Goal: Do not carry the pictures over; copy every other part of the entries exactly.

Supplied data:
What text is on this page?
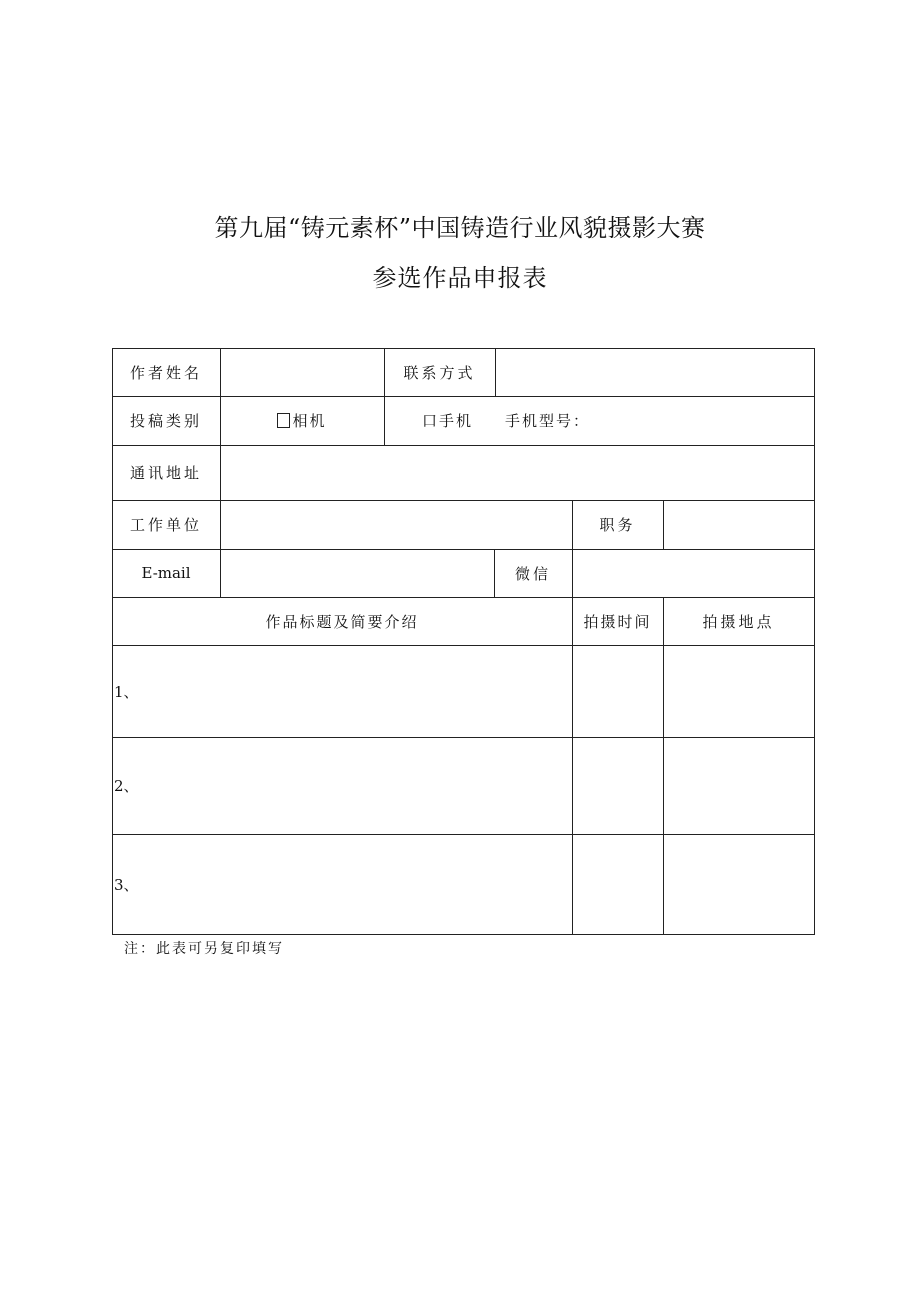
第九届“铸元素杯”中国铸造行业风貌摄影大赛
参选作品申报表
作者姓名	联系方式
投稿类别	相机	口 手机 手机型号：
通讯地址
工作单位	职务
E-mail	微信
作品标题及简要介绍	拍摄时间	拍摄地点
1、
2、
3、
注：此表可另复印填写
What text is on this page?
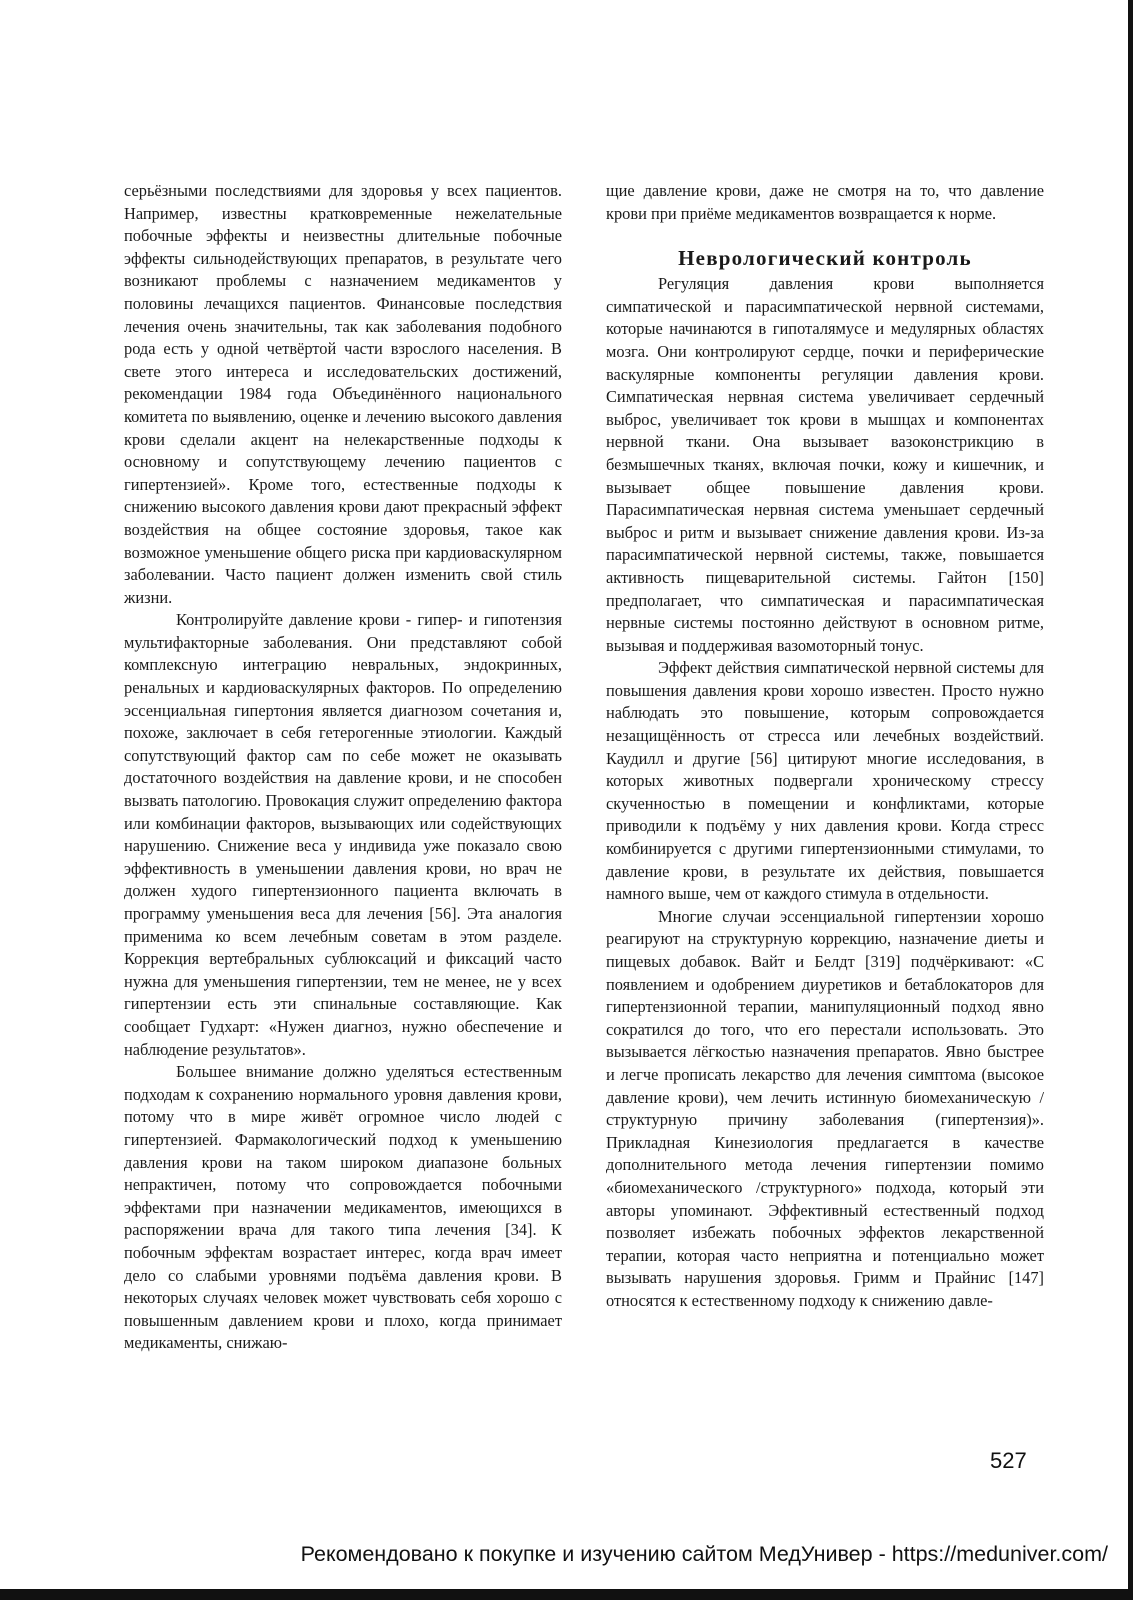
серьёзными последствиями для здоровья у всех пациентов. Например, известны кратковременные нежелательные побочные эффекты и неизвестны длительные побочные эффекты сильнодействующих препаратов, в результате чего возникают проблемы с назначением медикаментов у половины лечащихся пациентов. Финансовые последствия лечения очень значительны, так как заболевания подобного рода есть у одной четвёртой части взрослого населения. В свете этого интереса и исследовательских достижений, рекомендации 1984 года Объединённого национального комитета по выявлению, оценке и лечению высокого давления крови сделали акцент на нелекарственные подходы к основному и сопутствующему лечению пациентов с гипертензией». Кроме того, естественные подходы к снижению высокого давления крови дают прекрасный эффект воздействия на общее состояние здоровья, такое как возможное уменьшение общего риска при кардиоваскулярном заболевании. Часто пациент должен изменить свой стиль жизни.

Контролируйте давление крови - гипер- и гипотензия мультифакторные заболевания. Они представляют собой комплексную интеграцию невральных, эндокринных, ренальных и кардиоваскулярных факторов. По определению эссенциальная гипертония является диагнозом сочетания и, похоже, заключает в себя гетерогенные этиологии. Каждый сопутствующий фактор сам по себе может не оказывать достаточного воздействия на давление крови, и не способен вызвать патологию. Провокация служит определению фактора или комбинации факторов, вызывающих или содействующих нарушению. Снижение веса у индивида уже показало свою эффективность в уменьшении давления крови, но врач не должен худого гипертензионного пациента включать в программу уменьшения веса для лечения [56]. Эта аналогия применима ко всем лечебным советам в этом разделе. Коррекция вертебральных сублюксаций и фиксаций часто нужна для уменьшения гипертензии, тем не менее, не у всех гипертензии есть эти спинальные составляющие. Как сообщает Гудхарт: «Нужен диагноз, нужно обеспечение и наблюдение результатов».

Большее внимание должно уделяться естественным подходам к сохранению нормального уровня давления крови, потому что в мире живёт огромное число людей с гипертензией. Фармакологический подход к уменьшению давления крови на таком широком диапазоне больных непрактичен, потому что сопровождается побочными эффектами при назначении медикаментов, имеющихся в распоряжении врача для такого типа лечения [34]. К побочным эффектам возрастает интерес, когда врач имеет дело со слабыми уровнями подъёма давления крови. В некоторых случаях человек может чувствовать себя хорошо с повышенным давлением крови и плохо, когда принимает медикаменты, снижаю-

щие давление крови, даже не смотря на то, что давление крови при приёме медикаментов возвращается к норме.

Неврологический контроль

Регуляция давления крови выполняется симпатической и парасимпатической нервной системами, которые начинаются в гипоталямусе и медулярных областях мозга. Они контролируют сердце, почки и периферические васкулярные компоненты регуляции давления крови. Симпатическая нервная система увеличивает сердечный выброс, увеличивает ток крови в мышцах и компонентах нервной ткани. Она вызывает вазоконстрикцию в безмышечных тканях, включая почки, кожу и кишечник, и вызывает общее повышение давления крови. Парасимпатическая нервная система уменьшает сердечный выброс и ритм и вызывает снижение давления крови. Из-за парасимпатической нервной системы, также, повышается активность пищеварительной системы. Гайтон [150] предполагает, что симпатическая и парасимпатическая нервные системы постоянно действуют в основном ритме, вызывая и поддерживая вазомоторный тонус.

Эффект действия симпатической нервной системы для повышения давления крови хорошо известен. Просто нужно наблюдать это повышение, которым сопровождается незащищённость от стресса или лечебных воздействий. Каудилл и другие [56] цитируют многие исследования, в которых животных подвергали хроническому стрессу скученностью в помещении и конфликтами, которые приводили к подъёму у них давления крови. Когда стресс комбинируется с другими гипертензионными стимулами, то давление крови, в результате их действия, повышается намного выше, чем от каждого стимула в отдельности.

Многие случаи эссенциальной гипертензии хорошо реагируют на структурную коррекцию, назначение диеты и пищевых добавок. Вайт и Белдт [319] подчёркивают: «С появлением и одобрением диуретиков и бетаблокаторов для гипертензионной терапии, манипуляционный подход явно сократился до того, что его перестали использовать. Это вызывается лёгкостью назначения препаратов. Явно быстрее и легче прописать лекарство для лечения симптома (высокое давление крови), чем лечить истинную биомеханическую /структурную причину заболевания (гипертензия)». Прикладная Кинезиология предлагается в качестве дополнительного метода лечения гипертензии помимо «биомеханического /структурного» подхода, который эти авторы упоминают. Эффективный естественный подход позволяет избежать побочных эффектов лекарственной терапии, которая часто неприятна и потенциально может вызывать нарушения здоровья. Гримм и Прайнис [147] относятся к естественному подходу к снижению давле-

527
Рекомендовано к покупке и изучению сайтом МедУнивер - https://meduniver.com/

Reply:
What text is on this page?
第九届“铸元素杯”中国铸造行业风貌摄影大赛
参选作品申报表
作者姓名	联系方式
投稿类别	相机	口 手机 手机型号：
通讯地址
工作单位	职务
E-mail	微信
作品标题及简要介绍	拍摄时间	拍摄地点
1、
2、
3、
注：此表可另复印填写
What text is on this page?
серьёзными последствиями для здоровья у всех пациентов. Например, известны кратковременные нежелательные побочные эффекты и неизвестны длительные побочные эффекты сильнодействующих препаратов, в результате чего возникают проблемы с назначением медикаментов у половины лечащихся пациентов. Финансовые последствия лечения очень значительны, так как заболевания подобного рода есть у одной четвёртой части взрослого населения. В свете этого интереса и исследовательских достижений, рекомендации 1984 года Объединённого национального комитета по выявлению, оценке и лечению высокого давления крови сделали акцент на нелекарственные подходы к основному и сопутствующему лечению пациентов с гипертензией». Кроме того, естественные подходы к снижению высокого давления крови дают прекрасный эффект воздействия на общее состояние здоровья, такое как возможное уменьшение общего риска при кардиоваскулярном заболевании. Часто пациент должен изменить свой стиль жизни.

Контролируйте давление крови - гипер- и гипотензия мультифакторные заболевания. Они представляют собой комплексную интеграцию невральных, эндокринных, ренальных и кардиоваскулярных факторов. По определению эссенциальная гипертония является диагнозом сочетания и, похоже, заключает в себя гетерогенные этиологии. Каждый сопутствующий фактор сам по себе может не оказывать достаточного воздействия на давление крови, и не способен вызвать патологию. Провокация служит определению фактора или комбинации факторов, вызывающих или содействующих нарушению. Снижение веса у индивида уже показало свою эффективность в уменьшении давления крови, но врач не должен худого гипертензионного пациента включать в программу уменьшения веса для лечения [56]. Эта аналогия применима ко всем лечебным советам в этом разделе. Коррекция вертебральных сублюксаций и фиксаций часто нужна для уменьшения гипертензии, тем не менее, не у всех гипертензии есть эти спинальные составляющие. Как сообщает Гудхарт: «Нужен диагноз, нужно обеспечение и наблюдение результатов».

Большее внимание должно уделяться естественным подходам к сохранению нормального уровня давления крови, потому что в мире живёт огромное число людей с гипертензией. Фармакологический подход к уменьшению давления крови на таком широком диапазоне больных непрактичен, потому что сопровождается побочными эффектами при назначении медикаментов, имеющихся в распоряжении врача для такого типа лечения [34]. К побочным эффектам возрастает интерес, когда врач имеет дело со слабыми уровнями подъёма давления крови. В некоторых случаях человек может чувствовать себя хорошо с повышенным давлением крови и плохо, когда принимает медикаменты, снижаю-

щие давление крови, даже не смотря на то, что давление крови при приёме медикаментов возвращается к норме.

Неврологический контроль

Регуляция давления крови выполняется симпатической и парасимпатической нервной системами, которые начинаются в гипоталямусе и медулярных областях мозга. Они контролируют сердце, почки и периферические васкулярные компоненты регуляции давления крови. Симпатическая нервная система увеличивает сердечный выброс, увеличивает ток крови в мышцах и компонентах нервной ткани. Она вызывает вазоконстрикцию в безмышечных тканях, включая почки, кожу и кишечник, и вызывает общее повышение давления крови. Парасимпатическая нервная система уменьшает сердечный выброс и ритм и вызывает снижение давления крови. Из-за парасимпатической нервной системы, также, повышается активность пищеварительной системы. Гайтон [150] предполагает, что симпатическая и парасимпатическая нервные системы постоянно действуют в основном ритме, вызывая и поддерживая вазомоторный тонус.

Эффект действия симпатической нервной системы для повышения давления крови хорошо известен. Просто нужно наблюдать это повышение, которым сопровождается незащищённость от стресса или лечебных воздействий. Каудилл и другие [56] цитируют многие исследования, в которых животных подвергали хроническому стрессу скученностью в помещении и конфликтами, которые приводили к подъёму у них давления крови. Когда стресс комбинируется с другими гипертензионными стимулами, то давление крови, в результате их действия, повышается намного выше, чем от каждого стимула в отдельности.

Многие случаи эссенциальной гипертензии хорошо реагируют на структурную коррекцию, назначение диеты и пищевых добавок. Вайт и Белдт [319] подчёркивают: «С появлением и одобрением диуретиков и бетаблокаторов для гипертензионной терапии, манипуляционный подход явно сократился до того, что его перестали использовать. Это вызывается лёгкостью назначения препаратов. Явно быстрее и легче прописать лекарство для лечения симптома (высокое давление крови), чем лечить истинную биомеханическую /структурную причину заболевания (гипертензия)». Прикладная Кинезиология предлагается в качестве дополнительного метода лечения гипертензии помимо «биомеханического /структурного» подхода, который эти авторы упоминают. Эффективный естественный подход позволяет избежать побочных эффектов лекарственной терапии, которая часто неприятна и потенциально может вызывать нарушения здоровья. Гримм и Прайнис [147] относятся к естественному подходу к снижению давле-

527
Рекомендовано к покупке и изучению сайтом МедУнивер - https://meduniver.com/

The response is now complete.